(Your objective)
Put the lines of the listing from the line with "contour-label-bg <box>835 357 848 364</box>" to the line with "depth-tick-label: 0 <box>440 86 444 93</box>", both included, into a numbered list, skipping any blank lines.

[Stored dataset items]
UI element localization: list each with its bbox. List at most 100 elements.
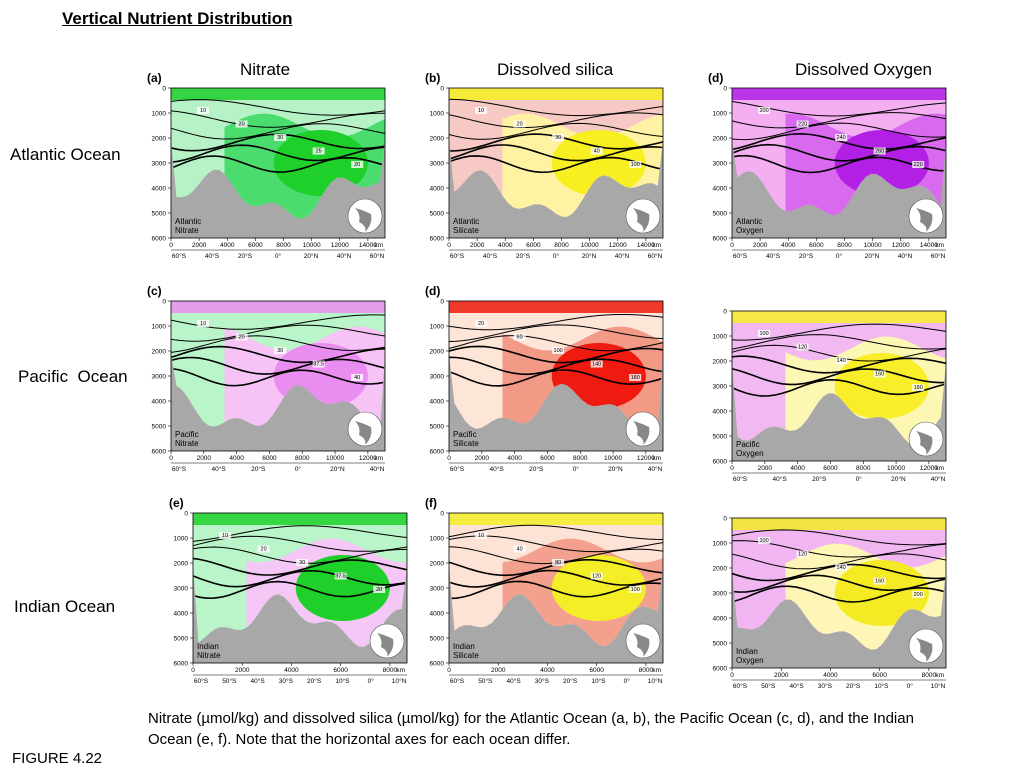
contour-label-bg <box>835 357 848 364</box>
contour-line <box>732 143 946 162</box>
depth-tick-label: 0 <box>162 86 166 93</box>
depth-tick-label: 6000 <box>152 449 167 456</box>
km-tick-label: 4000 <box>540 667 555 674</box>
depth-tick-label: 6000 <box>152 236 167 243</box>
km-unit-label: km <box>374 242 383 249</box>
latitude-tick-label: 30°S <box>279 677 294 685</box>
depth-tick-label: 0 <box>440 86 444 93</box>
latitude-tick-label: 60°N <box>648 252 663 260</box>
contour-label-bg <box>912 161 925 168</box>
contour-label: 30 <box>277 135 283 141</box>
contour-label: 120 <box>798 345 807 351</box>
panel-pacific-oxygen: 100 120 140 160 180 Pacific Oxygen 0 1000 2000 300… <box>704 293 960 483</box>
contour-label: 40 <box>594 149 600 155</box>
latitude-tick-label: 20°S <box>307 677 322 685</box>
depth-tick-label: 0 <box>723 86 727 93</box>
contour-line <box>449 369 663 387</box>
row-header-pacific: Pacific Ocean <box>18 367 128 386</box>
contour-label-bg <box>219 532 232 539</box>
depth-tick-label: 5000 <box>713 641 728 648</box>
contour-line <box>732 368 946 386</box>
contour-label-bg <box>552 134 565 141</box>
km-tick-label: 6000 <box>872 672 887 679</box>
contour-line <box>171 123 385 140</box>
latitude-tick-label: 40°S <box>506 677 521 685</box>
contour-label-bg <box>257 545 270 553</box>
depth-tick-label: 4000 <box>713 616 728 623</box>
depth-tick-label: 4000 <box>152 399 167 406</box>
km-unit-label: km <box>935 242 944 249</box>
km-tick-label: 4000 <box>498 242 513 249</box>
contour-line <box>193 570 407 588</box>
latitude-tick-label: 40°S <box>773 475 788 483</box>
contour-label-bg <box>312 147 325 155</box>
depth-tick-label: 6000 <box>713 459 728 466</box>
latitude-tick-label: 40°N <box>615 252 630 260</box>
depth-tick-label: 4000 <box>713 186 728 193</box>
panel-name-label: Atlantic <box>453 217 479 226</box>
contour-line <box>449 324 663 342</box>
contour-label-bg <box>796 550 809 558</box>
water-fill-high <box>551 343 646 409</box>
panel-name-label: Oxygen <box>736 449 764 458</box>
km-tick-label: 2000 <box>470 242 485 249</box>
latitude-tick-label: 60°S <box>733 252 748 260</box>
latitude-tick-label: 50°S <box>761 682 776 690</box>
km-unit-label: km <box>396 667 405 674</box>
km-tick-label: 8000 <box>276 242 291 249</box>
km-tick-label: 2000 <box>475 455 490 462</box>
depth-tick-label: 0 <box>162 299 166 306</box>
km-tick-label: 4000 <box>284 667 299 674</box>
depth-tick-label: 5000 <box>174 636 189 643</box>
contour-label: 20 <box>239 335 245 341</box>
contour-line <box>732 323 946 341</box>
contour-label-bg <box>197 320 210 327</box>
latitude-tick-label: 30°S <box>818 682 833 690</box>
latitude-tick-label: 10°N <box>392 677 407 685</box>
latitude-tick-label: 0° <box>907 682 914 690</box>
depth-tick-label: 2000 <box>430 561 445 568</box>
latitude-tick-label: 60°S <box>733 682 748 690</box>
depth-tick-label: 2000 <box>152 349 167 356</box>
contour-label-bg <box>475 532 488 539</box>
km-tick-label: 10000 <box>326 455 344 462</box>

(Exercise answer)
1. contour-label-bg <box>835 357 848 364</box>
2. contour-line <box>732 143 946 162</box>
3. depth-tick-label: 0 <box>162 86 166 93</box>
4. depth-tick-label: 6000 <box>152 449 167 456</box>
5. km-tick-label: 4000 <box>540 667 555 674</box>
6. depth-tick-label: 6000 <box>152 236 167 243</box>
7. km-unit-label: km <box>374 242 383 249</box>
8. latitude-tick-label: 30°S <box>279 677 294 685</box>
9. depth-tick-label: 0 <box>440 86 444 93</box>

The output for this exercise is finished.